:: GOAL ::
Return each line containing the string "Database".

══ DATASET CONTENT

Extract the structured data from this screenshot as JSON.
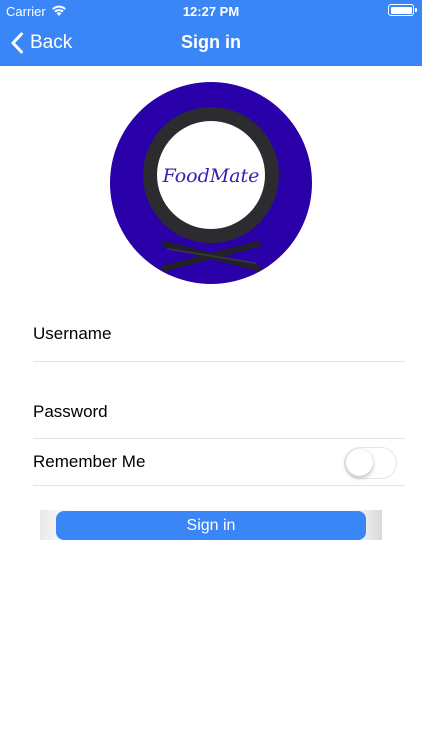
{
  "status_bar": {
    "carrier": "Carrier",
    "time": "12:27 PM"
  },
  "nav": {
    "back_label": "Back",
    "title": "Sign in"
  },
  "logo": {
    "text": "FoodMate",
    "colors": {
      "outer": "#2a00a8",
      "ring": "#2b2b30",
      "text": "#3d1bb5"
    }
  },
  "form": {
    "username_placeholder": "Username",
    "password_placeholder": "Password",
    "remember_label": "Remember Me",
    "remember_on": false,
    "submit_label": "Sign in"
  },
  "colors": {
    "accent": "#3b86f7"
  }
}
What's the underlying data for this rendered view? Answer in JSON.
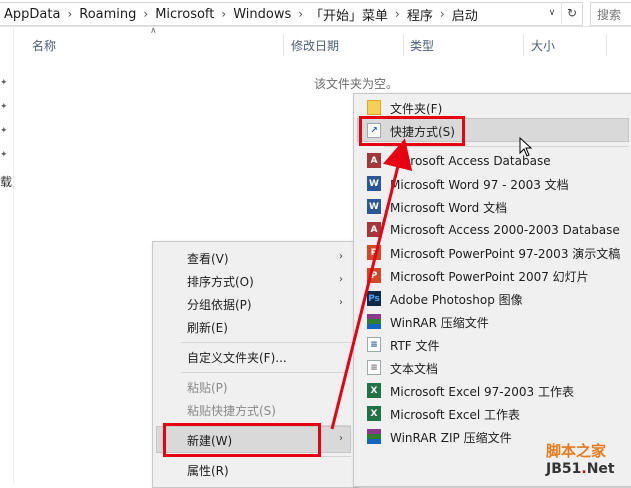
{
  "address_bar": {
    "crumbs": [
      "AppData",
      "Roaming",
      "Microsoft",
      "Windows",
      "「开始」菜单",
      "程序",
      "启动"
    ],
    "search_placeholder": "搜索"
  },
  "left_pane": {
    "truncated_char": "载"
  },
  "columns": {
    "name": "名称",
    "modified": "修改日期",
    "type": "类型",
    "size": "大小"
  },
  "empty_message": "该文件夹为空。",
  "context_menu": {
    "view": "查看(V)",
    "sort_by": "排序方式(O)",
    "group_by": "分组依据(P)",
    "refresh": "刷新(E)",
    "customize": "自定义文件夹(F)...",
    "paste": "粘贴(P)",
    "paste_shortcut": "粘贴快捷方式(S)",
    "new": "新建(W)",
    "properties": "属性(R)"
  },
  "new_submenu": [
    {
      "label": "文件夹(F)",
      "icon": "folder-icon"
    },
    {
      "label": "快捷方式(S)",
      "icon": "shortcut-icon"
    },
    {
      "label": "Microsoft Access Database",
      "icon": "access-icon"
    },
    {
      "label": "Microsoft Word 97 - 2003 文档",
      "icon": "word-icon"
    },
    {
      "label": "Microsoft Word 文档",
      "icon": "word-icon"
    },
    {
      "label": "Microsoft Access 2000-2003 Database",
      "icon": "access-icon"
    },
    {
      "label": "Microsoft PowerPoint 97-2003 演示文稿",
      "icon": "powerpoint-icon"
    },
    {
      "label": "Microsoft PowerPoint 2007 幻灯片",
      "icon": "powerpoint-icon"
    },
    {
      "label": "Adobe Photoshop 图像",
      "icon": "photoshop-icon"
    },
    {
      "label": "WinRAR 压缩文件",
      "icon": "winrar-icon"
    },
    {
      "label": "RTF 文件",
      "icon": "rtf-icon"
    },
    {
      "label": "文本文档",
      "icon": "text-icon"
    },
    {
      "label": "Microsoft Excel 97-2003 工作表",
      "icon": "excel-icon"
    },
    {
      "label": "Microsoft Excel 工作表",
      "icon": "excel-icon"
    },
    {
      "label": "WinRAR ZIP 压缩文件",
      "icon": "winrar-icon"
    }
  ],
  "watermark": {
    "line1": "脚本之家",
    "line2a": "JB51",
    "line2b": ".",
    "line2c": "Net"
  },
  "colors": {
    "highlight": "#e60012",
    "menu_bg": "#f0f0f0"
  }
}
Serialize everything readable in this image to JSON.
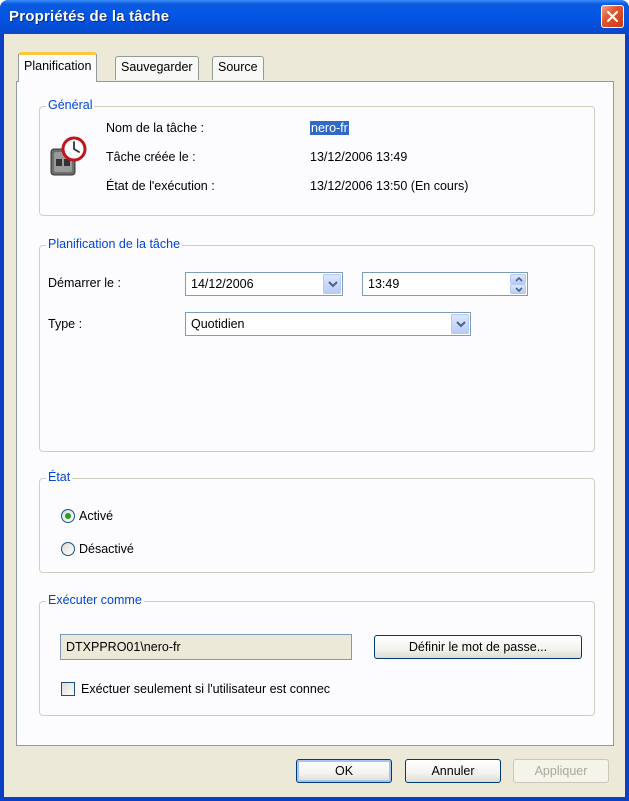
{
  "window": {
    "title": "Propriétés de la tâche"
  },
  "tabs": [
    {
      "label": "Planification",
      "active": true
    },
    {
      "label": "Sauvegarder",
      "active": false
    },
    {
      "label": "Source",
      "active": false
    }
  ],
  "general": {
    "legend": "Général",
    "name_label": "Nom de la tâche :",
    "name_value": "nero-fr",
    "created_label": "Tâche créée le :",
    "created_value": "13/12/2006 13:49",
    "state_label": "État de l'exécution :",
    "state_value": "13/12/2006 13:50 (En cours)",
    "icon": "task-scheduler-icon"
  },
  "schedule": {
    "legend": "Planification de la tâche",
    "start_label": "Démarrer le :",
    "start_date": "14/12/2006",
    "start_time": "13:49",
    "type_label": "Type :",
    "type_value": "Quotidien"
  },
  "state": {
    "legend": "État",
    "option_enabled": "Activé",
    "option_disabled": "Désactivé",
    "selected": "Activé"
  },
  "run_as": {
    "legend": "Exécuter comme",
    "account": "DTXPPRO01\\nero-fr",
    "set_password_label": "Définir le mot de passe...",
    "only_if_logged_on_label": "Exéctuer seulement si l'utilisateur est connec",
    "only_if_logged_on_checked": false
  },
  "footer": {
    "ok_label": "OK",
    "cancel_label": "Annuler",
    "apply_label": "Appliquer"
  },
  "colors": {
    "title_bar": "#0456e4",
    "group_legend": "#0046d5",
    "close_button": "#e0552e",
    "selection": "#316ac5"
  }
}
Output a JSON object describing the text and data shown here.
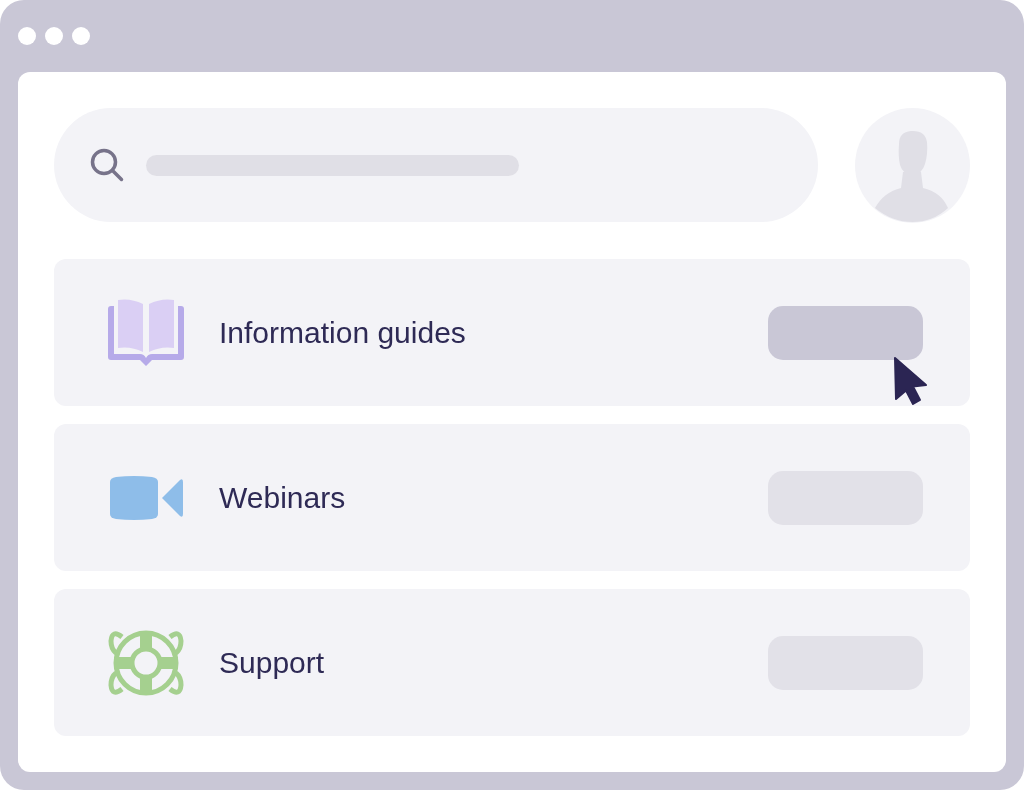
{
  "items": [
    {
      "label": "Information guides",
      "selected": true
    },
    {
      "label": "Webinars",
      "selected": false
    },
    {
      "label": "Support",
      "selected": false
    }
  ]
}
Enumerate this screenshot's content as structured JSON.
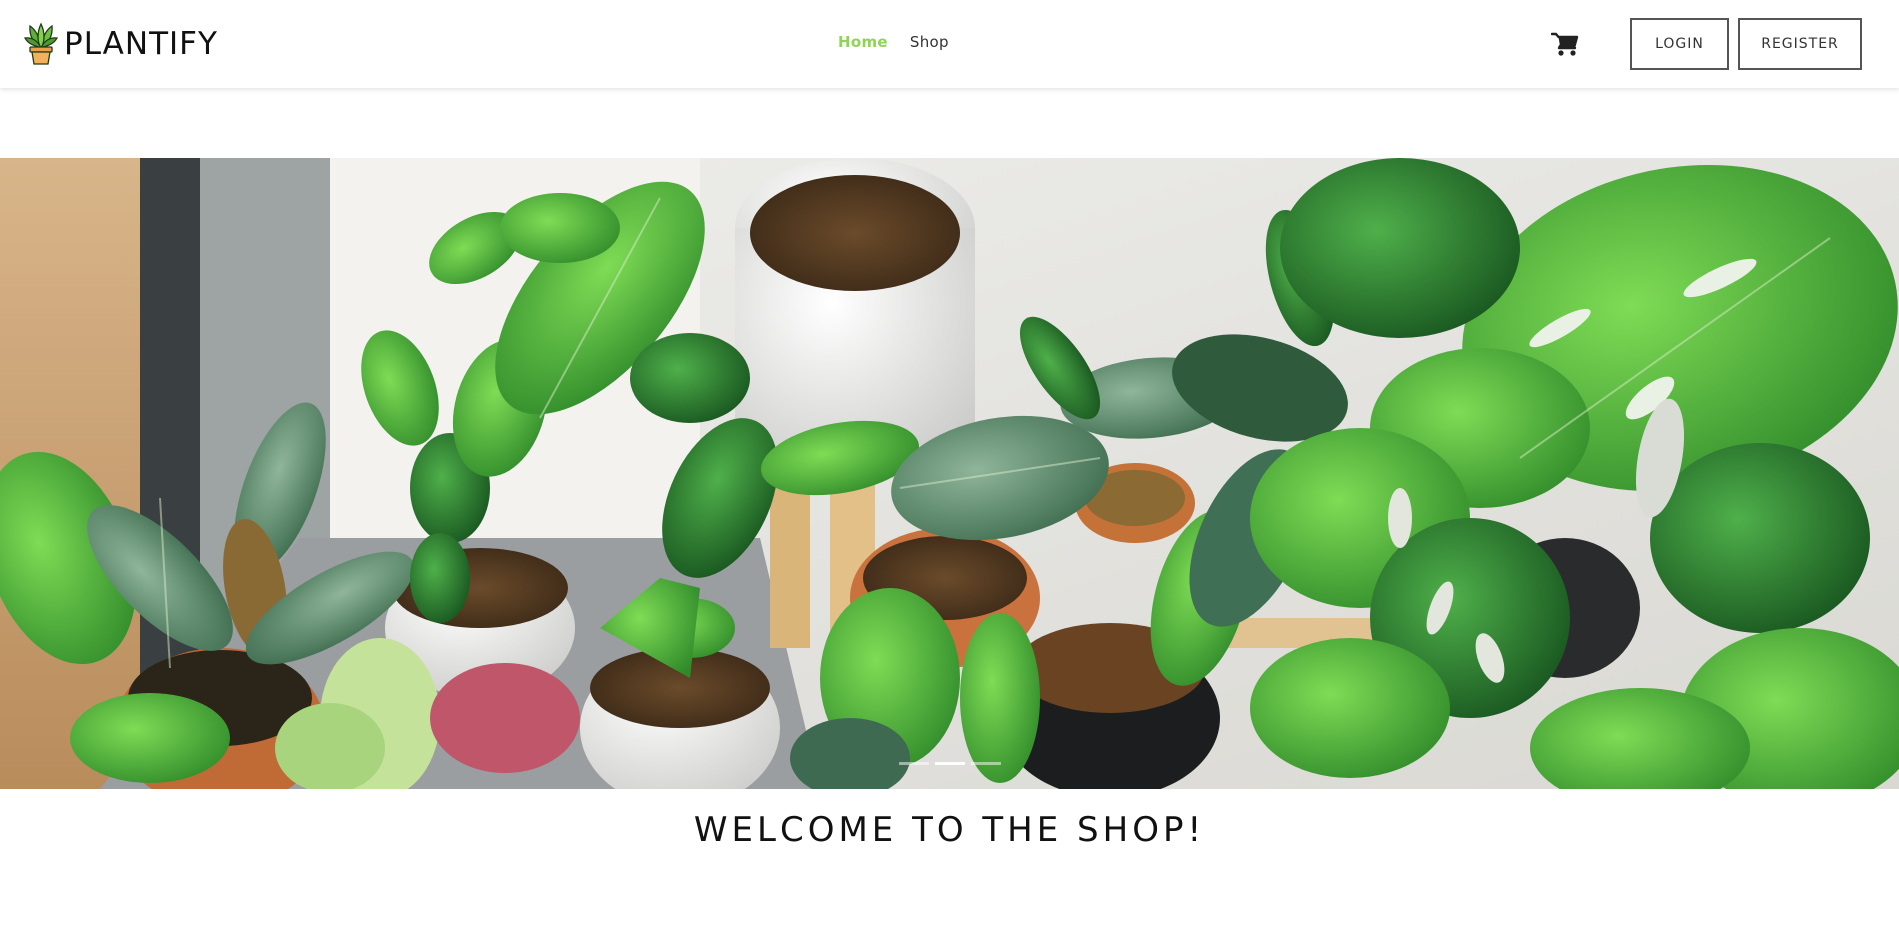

════

:: THE RESPONSE ::
      "label": "Microsoft Access Database",
      "label": "Microsoft Access 2000-2003 Database",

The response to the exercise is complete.